● Given task: Repeat each line of the material exactly.

● Data listing:
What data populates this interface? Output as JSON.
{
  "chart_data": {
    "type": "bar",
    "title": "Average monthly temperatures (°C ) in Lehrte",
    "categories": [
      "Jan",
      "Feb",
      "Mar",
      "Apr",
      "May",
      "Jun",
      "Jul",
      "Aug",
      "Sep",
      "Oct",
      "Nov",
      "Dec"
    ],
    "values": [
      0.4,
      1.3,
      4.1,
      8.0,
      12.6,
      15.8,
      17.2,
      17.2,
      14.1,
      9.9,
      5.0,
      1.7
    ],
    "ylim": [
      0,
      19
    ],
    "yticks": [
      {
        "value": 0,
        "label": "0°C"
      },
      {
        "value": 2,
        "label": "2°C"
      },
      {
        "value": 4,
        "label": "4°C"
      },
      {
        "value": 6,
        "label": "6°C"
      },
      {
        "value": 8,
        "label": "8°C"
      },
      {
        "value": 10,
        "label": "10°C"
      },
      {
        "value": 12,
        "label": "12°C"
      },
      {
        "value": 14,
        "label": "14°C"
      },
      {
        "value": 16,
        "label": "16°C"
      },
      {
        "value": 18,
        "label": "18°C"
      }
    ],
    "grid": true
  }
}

● Worked answer:
What data populates this interface? Output as JSON.
{
  "chart_data": {
    "type": "bar",
    "title": "Average monthly temperatures (°C ) in Lehrte",
    "categories": [
      "Jan",
      "Feb",
      "Mar",
      "Apr",
      "May",
      "Jun",
      "Jul",
      "Aug",
      "Sep",
      "Oct",
      "Nov",
      "Dec"
    ],
    "values": [
      0.4,
      1.3,
      4.1,
      8.0,
      12.6,
      15.8,
      17.2,
      17.2,
      14.1,
      9.9,
      5.0,
      1.7
    ],
    "ylim": [
      0,
      19
    ],
    "yticks": [
      {
        "value": 0,
        "label": "0°C"
      },
      {
        "value": 2,
        "label": "2°C"
      },
      {
        "value": 4,
        "label": "4°C"
      },
      {
        "value": 6,
        "label": "6°C"
      },
      {
        "value": 8,
        "label": "8°C"
      },
      {
        "value": 10,
        "label": "10°C"
      },
      {
        "value": 12,
        "label": "12°C"
      },
      {
        "value": 14,
        "label": "14°C"
      },
      {
        "value": 16,
        "label": "16°C"
      },
      {
        "value": 18,
        "label": "18°C"
      }
    ],
    "grid": true
  }
}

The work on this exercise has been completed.